━━ Data provided

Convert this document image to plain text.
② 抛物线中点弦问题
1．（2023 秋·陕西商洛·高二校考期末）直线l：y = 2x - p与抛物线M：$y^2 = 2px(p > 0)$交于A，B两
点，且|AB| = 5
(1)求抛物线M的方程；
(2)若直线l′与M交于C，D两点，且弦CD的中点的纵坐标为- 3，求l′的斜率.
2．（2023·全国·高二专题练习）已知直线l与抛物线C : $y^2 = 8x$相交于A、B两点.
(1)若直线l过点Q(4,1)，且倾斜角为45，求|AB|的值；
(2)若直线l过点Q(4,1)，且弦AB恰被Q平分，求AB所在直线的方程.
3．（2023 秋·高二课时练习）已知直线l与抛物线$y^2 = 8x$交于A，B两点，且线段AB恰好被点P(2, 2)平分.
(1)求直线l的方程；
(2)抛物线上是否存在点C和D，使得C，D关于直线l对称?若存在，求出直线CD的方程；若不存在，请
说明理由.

━━━━

Task brief ::
Type out the material again exactly as presented.

Exercise result ::
Convert this document image to plain text.
② 抛物线中点弦问题
1．（2023 秋·陕西商洛·高二校考期末）直线l：y = 2x - p与抛物线M：$y^2 = 2px(p > 0)$交于A，B两
点，且|AB| = 5
(1)求抛物线M的方程；
(2)若直线l′与M交于C，D两点，且弦CD的中点的纵坐标为- 3，求l′的斜率.
2．（2023·全国·高二专题练习）已知直线l与抛物线C : $y^2 = 8x$相交于A、B两点.
(1)若直线l过点Q(4,1)，且倾斜角为45，求|AB|的值；
(2)若直线l过点Q(4,1)，且弦AB恰被Q平分，求AB所在直线的方程.
3．（2023 秋·高二课时练习）已知直线l与抛物线$y^2 = 8x$交于A，B两点，且线段AB恰好被点P(2, 2)平分.
(1)求直线l的方程；
(2)抛物线上是否存在点C和D，使得C，D关于直线l对称?若存在，求出直线CD的方程；若不存在，请
说明理由.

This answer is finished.